Extracted records:
##############################

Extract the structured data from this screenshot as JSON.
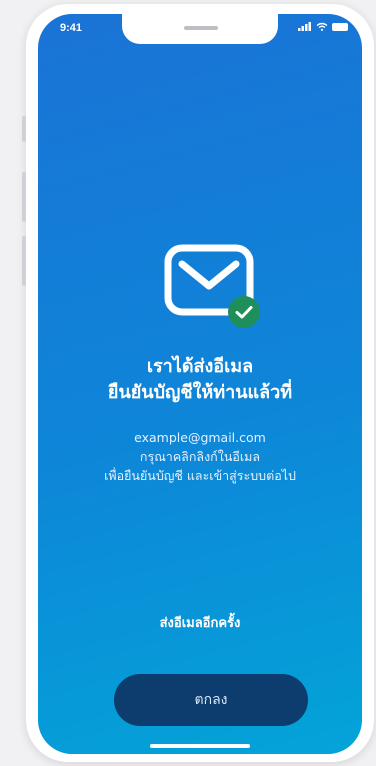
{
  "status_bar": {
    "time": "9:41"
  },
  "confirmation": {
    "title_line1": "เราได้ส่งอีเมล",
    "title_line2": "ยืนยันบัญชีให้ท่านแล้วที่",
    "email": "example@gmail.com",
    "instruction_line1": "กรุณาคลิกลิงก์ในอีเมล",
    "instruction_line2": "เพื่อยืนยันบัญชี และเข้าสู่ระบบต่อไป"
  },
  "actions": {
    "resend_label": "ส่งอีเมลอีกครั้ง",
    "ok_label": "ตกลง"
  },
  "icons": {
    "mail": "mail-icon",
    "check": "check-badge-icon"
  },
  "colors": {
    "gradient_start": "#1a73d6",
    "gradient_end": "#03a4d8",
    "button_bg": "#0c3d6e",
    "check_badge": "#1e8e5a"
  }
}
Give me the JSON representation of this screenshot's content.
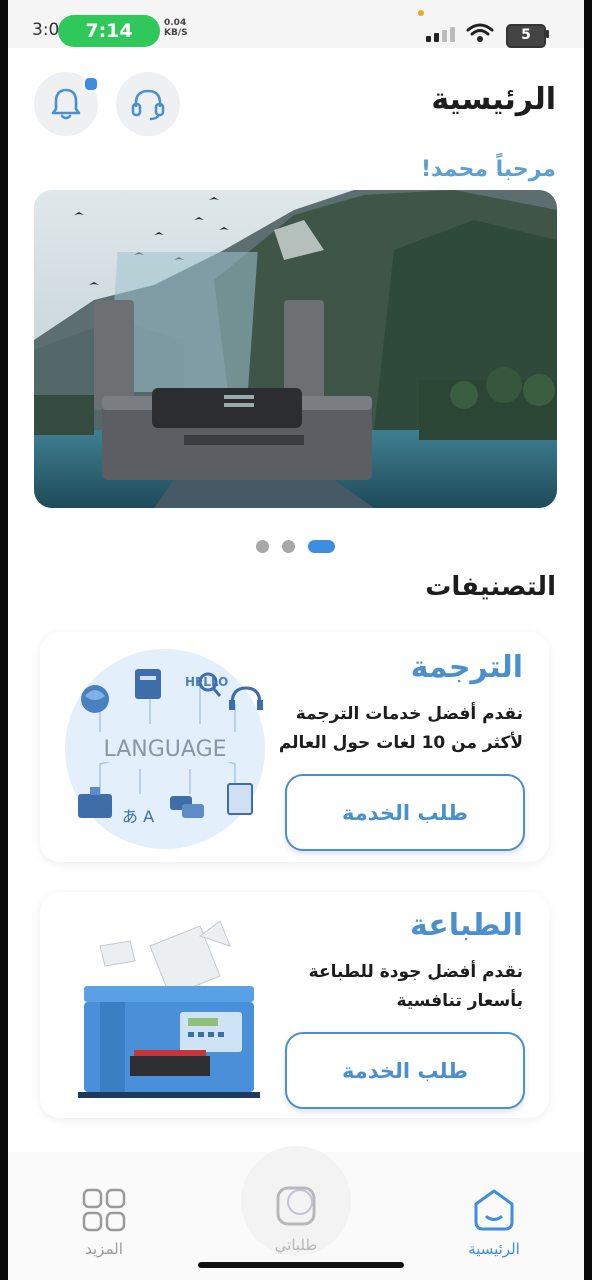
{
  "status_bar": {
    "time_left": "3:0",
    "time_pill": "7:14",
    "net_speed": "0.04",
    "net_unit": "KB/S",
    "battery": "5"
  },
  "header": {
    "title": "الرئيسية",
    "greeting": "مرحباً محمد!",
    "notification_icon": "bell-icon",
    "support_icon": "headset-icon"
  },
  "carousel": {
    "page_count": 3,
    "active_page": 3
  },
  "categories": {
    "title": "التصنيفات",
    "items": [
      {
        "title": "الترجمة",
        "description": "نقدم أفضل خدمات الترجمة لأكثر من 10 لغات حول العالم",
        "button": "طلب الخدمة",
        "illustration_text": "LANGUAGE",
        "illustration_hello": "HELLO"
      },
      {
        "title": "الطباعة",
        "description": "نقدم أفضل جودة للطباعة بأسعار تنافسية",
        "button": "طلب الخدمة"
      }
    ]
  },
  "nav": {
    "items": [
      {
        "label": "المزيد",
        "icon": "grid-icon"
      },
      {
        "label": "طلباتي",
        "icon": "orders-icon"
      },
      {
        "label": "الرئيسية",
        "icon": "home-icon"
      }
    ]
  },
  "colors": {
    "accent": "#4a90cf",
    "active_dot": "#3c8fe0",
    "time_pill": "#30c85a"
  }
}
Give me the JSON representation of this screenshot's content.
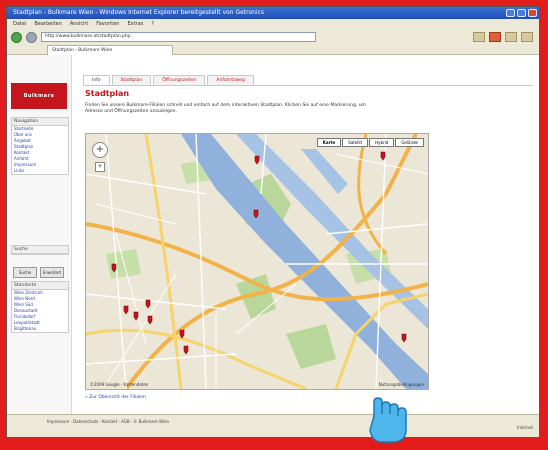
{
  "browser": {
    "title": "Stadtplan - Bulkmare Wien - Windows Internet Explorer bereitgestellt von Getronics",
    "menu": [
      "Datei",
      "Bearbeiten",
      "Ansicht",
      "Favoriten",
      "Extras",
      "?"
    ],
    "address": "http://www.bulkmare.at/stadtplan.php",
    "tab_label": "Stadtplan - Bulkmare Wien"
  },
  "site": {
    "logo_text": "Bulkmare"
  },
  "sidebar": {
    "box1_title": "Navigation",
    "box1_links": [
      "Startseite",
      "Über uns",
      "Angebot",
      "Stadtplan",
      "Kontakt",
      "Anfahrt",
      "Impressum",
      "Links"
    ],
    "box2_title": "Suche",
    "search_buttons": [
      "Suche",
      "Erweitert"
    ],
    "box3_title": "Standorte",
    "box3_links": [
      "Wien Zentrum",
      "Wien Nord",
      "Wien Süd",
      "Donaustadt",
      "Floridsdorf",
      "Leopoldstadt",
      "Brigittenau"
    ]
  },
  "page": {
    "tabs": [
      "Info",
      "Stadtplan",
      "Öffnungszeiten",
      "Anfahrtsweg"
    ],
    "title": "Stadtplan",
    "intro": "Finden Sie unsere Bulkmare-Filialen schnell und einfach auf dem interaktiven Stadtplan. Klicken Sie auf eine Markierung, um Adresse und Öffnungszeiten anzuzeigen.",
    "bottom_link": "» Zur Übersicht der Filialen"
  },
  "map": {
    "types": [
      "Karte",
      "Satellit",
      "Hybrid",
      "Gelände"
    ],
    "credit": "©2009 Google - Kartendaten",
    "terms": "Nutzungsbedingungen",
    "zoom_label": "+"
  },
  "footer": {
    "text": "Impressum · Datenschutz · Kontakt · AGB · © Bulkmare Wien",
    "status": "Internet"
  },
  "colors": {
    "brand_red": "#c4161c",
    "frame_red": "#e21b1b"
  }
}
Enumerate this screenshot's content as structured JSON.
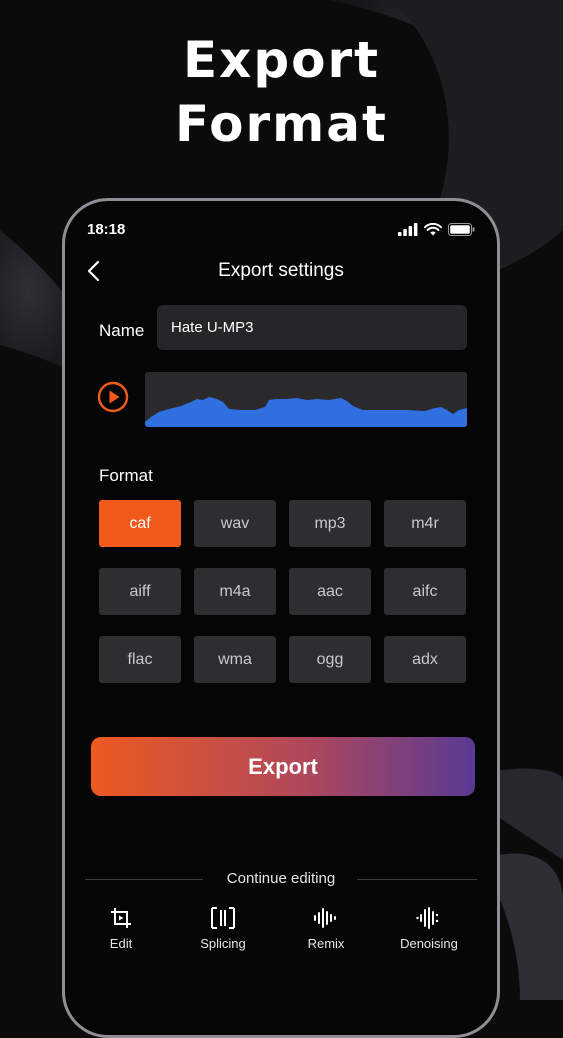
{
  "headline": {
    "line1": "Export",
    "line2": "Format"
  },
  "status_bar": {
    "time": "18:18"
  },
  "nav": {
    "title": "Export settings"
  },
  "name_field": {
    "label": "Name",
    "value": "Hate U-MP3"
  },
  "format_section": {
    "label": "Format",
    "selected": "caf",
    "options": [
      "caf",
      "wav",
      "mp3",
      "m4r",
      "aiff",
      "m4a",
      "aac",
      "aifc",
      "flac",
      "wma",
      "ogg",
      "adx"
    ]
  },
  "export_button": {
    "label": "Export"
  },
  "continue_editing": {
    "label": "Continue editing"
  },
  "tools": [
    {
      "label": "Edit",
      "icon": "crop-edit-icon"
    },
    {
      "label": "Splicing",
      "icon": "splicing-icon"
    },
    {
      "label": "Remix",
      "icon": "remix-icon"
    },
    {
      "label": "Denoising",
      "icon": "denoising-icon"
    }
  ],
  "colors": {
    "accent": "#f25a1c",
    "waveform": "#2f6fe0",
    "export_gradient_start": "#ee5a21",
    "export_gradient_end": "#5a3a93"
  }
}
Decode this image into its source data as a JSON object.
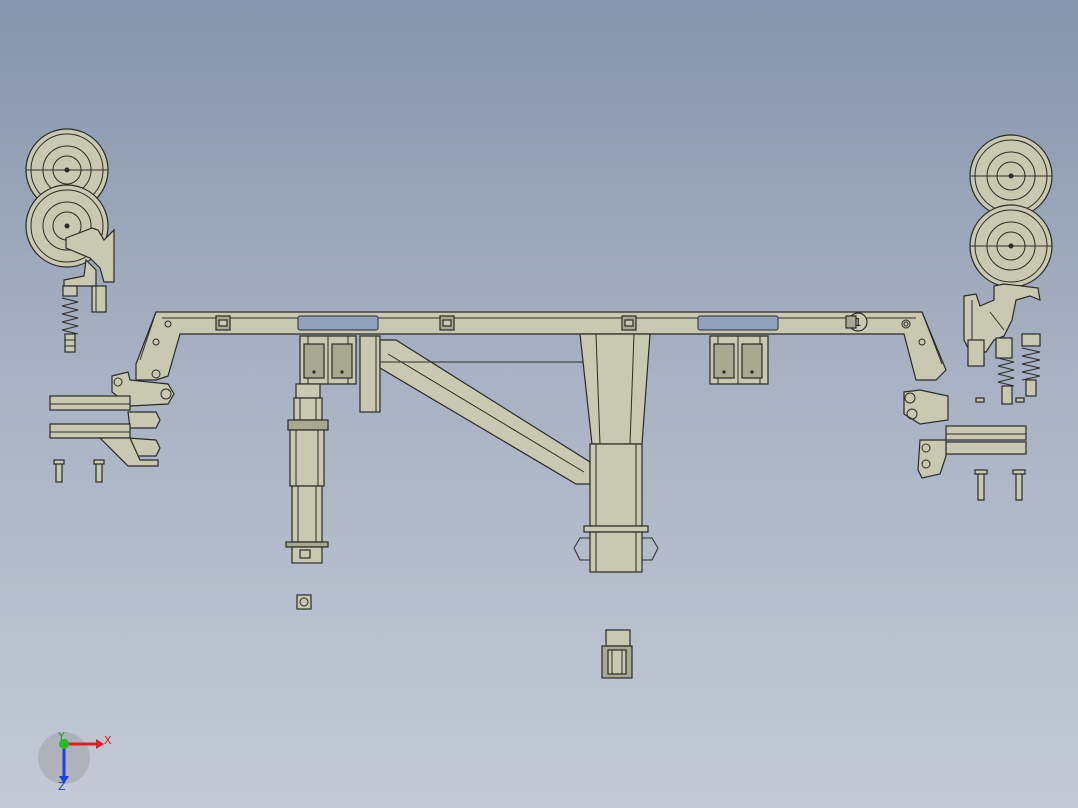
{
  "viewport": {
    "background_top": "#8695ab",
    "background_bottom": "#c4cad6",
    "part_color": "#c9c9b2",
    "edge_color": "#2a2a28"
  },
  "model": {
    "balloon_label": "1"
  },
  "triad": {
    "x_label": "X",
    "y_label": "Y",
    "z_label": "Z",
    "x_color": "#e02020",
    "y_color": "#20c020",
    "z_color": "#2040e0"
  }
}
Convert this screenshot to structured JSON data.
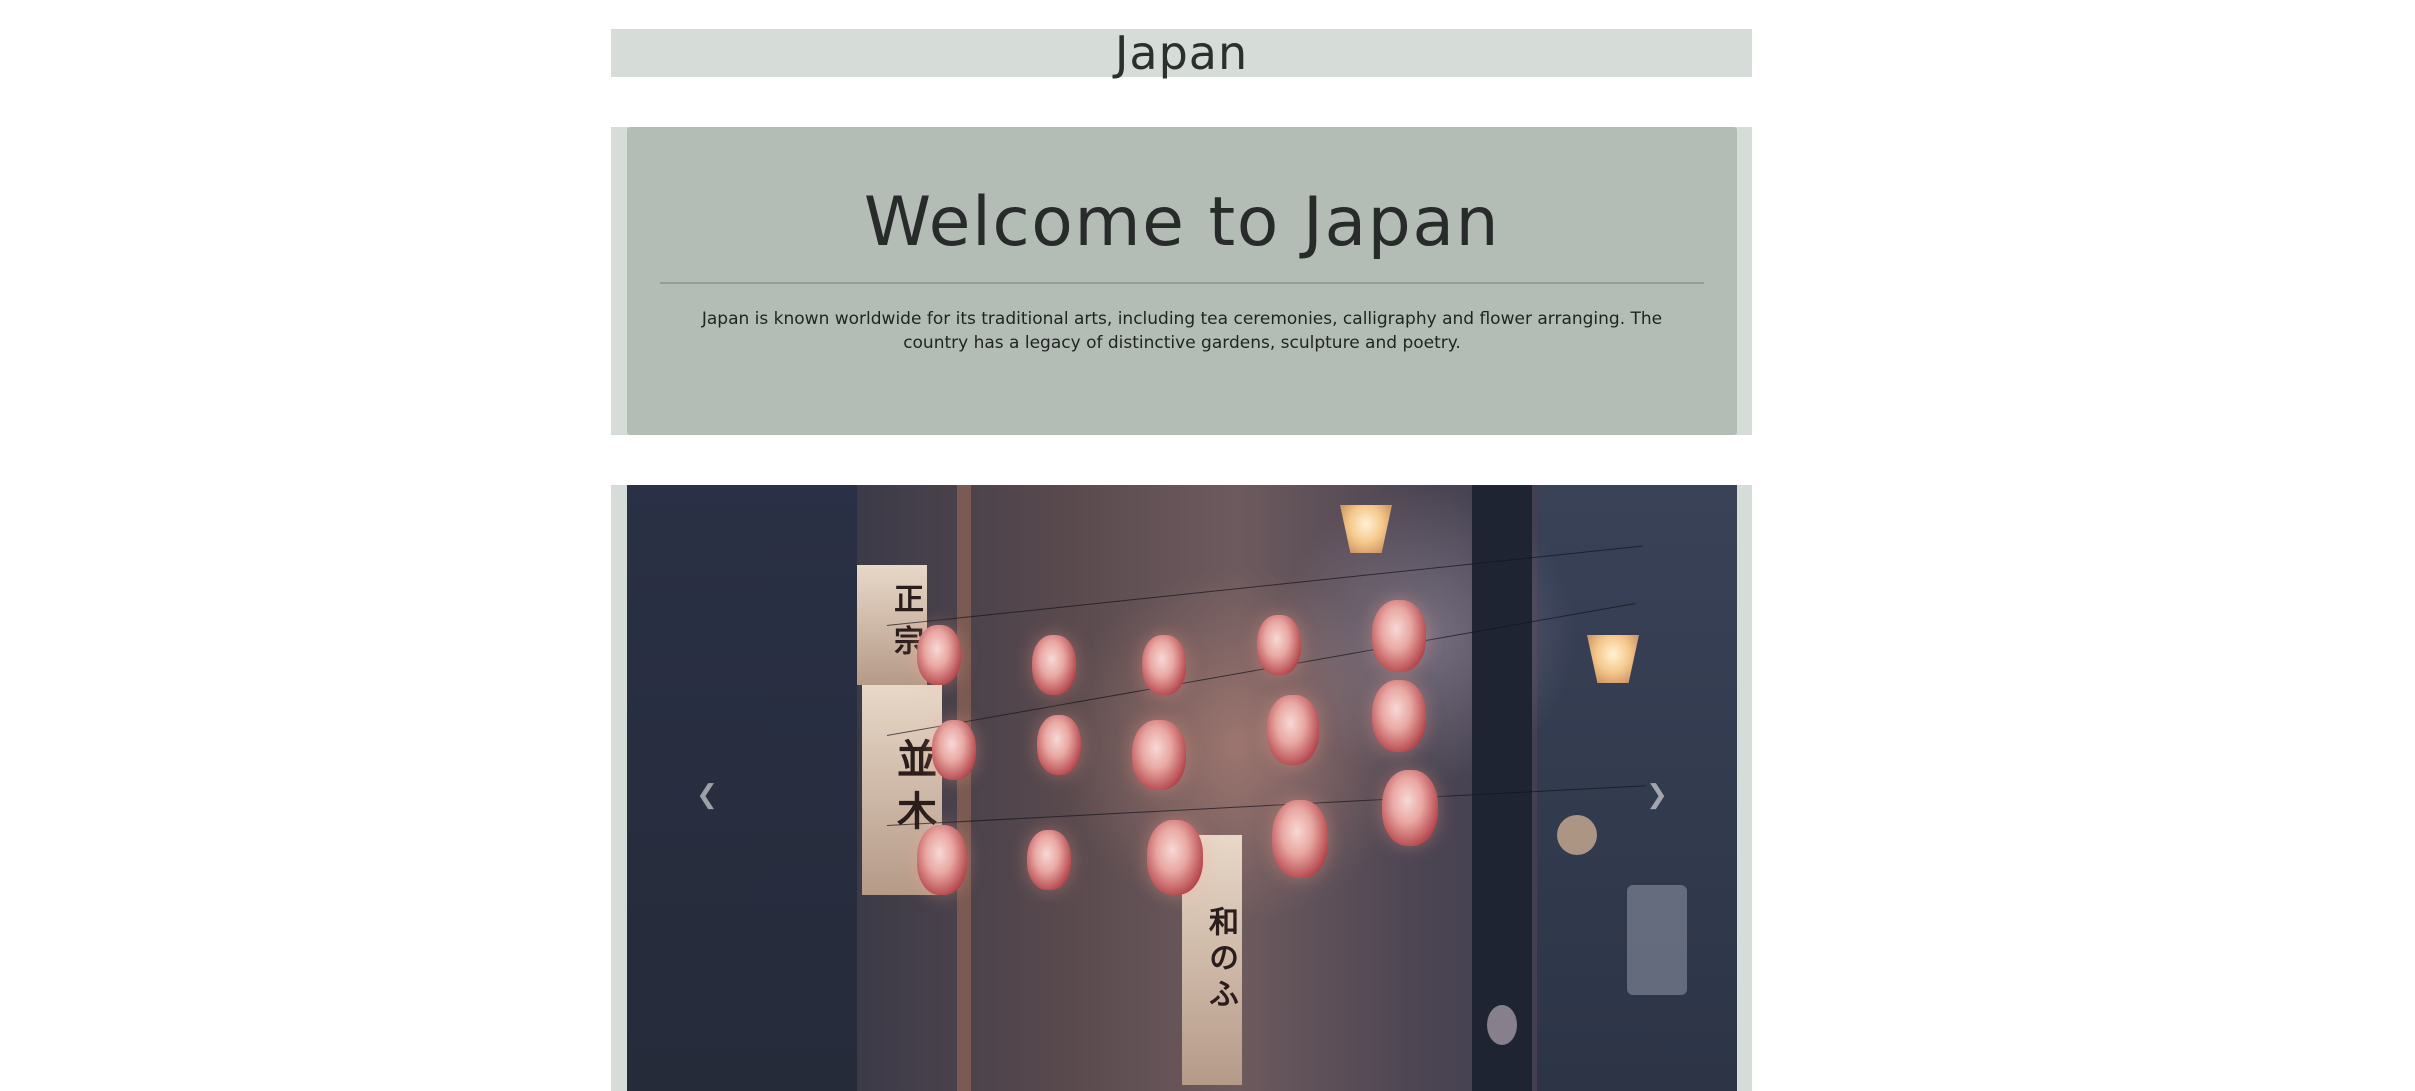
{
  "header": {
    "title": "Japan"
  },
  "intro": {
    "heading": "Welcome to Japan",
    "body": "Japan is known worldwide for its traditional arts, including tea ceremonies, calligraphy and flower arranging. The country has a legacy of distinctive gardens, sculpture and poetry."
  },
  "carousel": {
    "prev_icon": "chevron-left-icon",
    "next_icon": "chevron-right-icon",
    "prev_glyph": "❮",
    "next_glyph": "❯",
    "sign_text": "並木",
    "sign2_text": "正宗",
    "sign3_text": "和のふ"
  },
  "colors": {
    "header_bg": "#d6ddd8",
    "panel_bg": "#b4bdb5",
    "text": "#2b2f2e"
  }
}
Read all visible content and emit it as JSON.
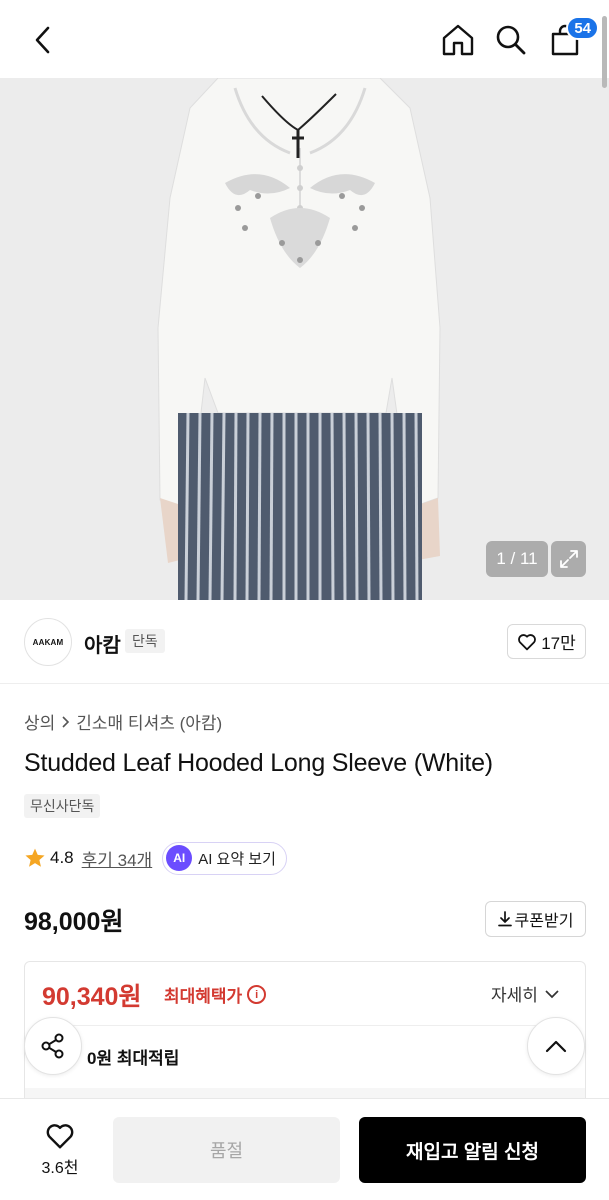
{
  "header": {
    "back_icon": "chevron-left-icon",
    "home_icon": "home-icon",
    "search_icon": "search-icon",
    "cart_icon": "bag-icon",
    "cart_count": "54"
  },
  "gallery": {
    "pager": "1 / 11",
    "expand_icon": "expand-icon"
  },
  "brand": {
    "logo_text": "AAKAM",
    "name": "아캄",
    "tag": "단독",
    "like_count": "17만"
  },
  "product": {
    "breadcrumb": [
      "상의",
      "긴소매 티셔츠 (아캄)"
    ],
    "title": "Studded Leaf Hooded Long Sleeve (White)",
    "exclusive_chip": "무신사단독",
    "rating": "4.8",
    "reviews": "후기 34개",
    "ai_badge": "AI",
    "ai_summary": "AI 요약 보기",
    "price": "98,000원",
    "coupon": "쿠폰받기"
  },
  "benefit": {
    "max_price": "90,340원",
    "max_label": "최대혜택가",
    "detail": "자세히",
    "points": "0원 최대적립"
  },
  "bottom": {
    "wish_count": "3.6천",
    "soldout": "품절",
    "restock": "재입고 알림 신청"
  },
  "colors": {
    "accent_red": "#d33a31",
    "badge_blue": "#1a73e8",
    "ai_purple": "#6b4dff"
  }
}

##############################

> What you will do
Starting at the line that holds "Convert this screenshot", repeat every line through the end of the listing exactly as written, skipping any picture.

> Output for this exercise
Convert this screenshot to structured JSON data.
{
  "header": {
    "title": "Japan"
  },
  "intro": {
    "heading": "Welcome to Japan",
    "body": "Japan is known worldwide for its traditional arts, including tea ceremonies, calligraphy and flower arranging. The country has a legacy of distinctive gardens, sculpture and poetry."
  },
  "carousel": {
    "prev_icon": "chevron-left-icon",
    "next_icon": "chevron-right-icon",
    "prev_glyph": "❮",
    "next_glyph": "❯",
    "sign_text": "並木",
    "sign2_text": "正宗",
    "sign3_text": "和のふ"
  },
  "colors": {
    "header_bg": "#d6ddd8",
    "panel_bg": "#b4bdb5",
    "text": "#2b2f2e"
  }
}
Read all visible content and emit it as JSON.
{
  "header": {
    "back_icon": "chevron-left-icon",
    "home_icon": "home-icon",
    "search_icon": "search-icon",
    "cart_icon": "bag-icon",
    "cart_count": "54"
  },
  "gallery": {
    "pager": "1 / 11",
    "expand_icon": "expand-icon"
  },
  "brand": {
    "logo_text": "AAKAM",
    "name": "아캄",
    "tag": "단독",
    "like_count": "17만"
  },
  "product": {
    "breadcrumb": [
      "상의",
      "긴소매 티셔츠 (아캄)"
    ],
    "title": "Studded Leaf Hooded Long Sleeve (White)",
    "exclusive_chip": "무신사단독",
    "rating": "4.8",
    "reviews": "후기 34개",
    "ai_badge": "AI",
    "ai_summary": "AI 요약 보기",
    "price": "98,000원",
    "coupon": "쿠폰받기"
  },
  "benefit": {
    "max_price": "90,340원",
    "max_label": "최대혜택가",
    "detail": "자세히",
    "points": "0원 최대적립"
  },
  "bottom": {
    "wish_count": "3.6천",
    "soldout": "품절",
    "restock": "재입고 알림 신청"
  },
  "colors": {
    "accent_red": "#d33a31",
    "badge_blue": "#1a73e8",
    "ai_purple": "#6b4dff"
  }
}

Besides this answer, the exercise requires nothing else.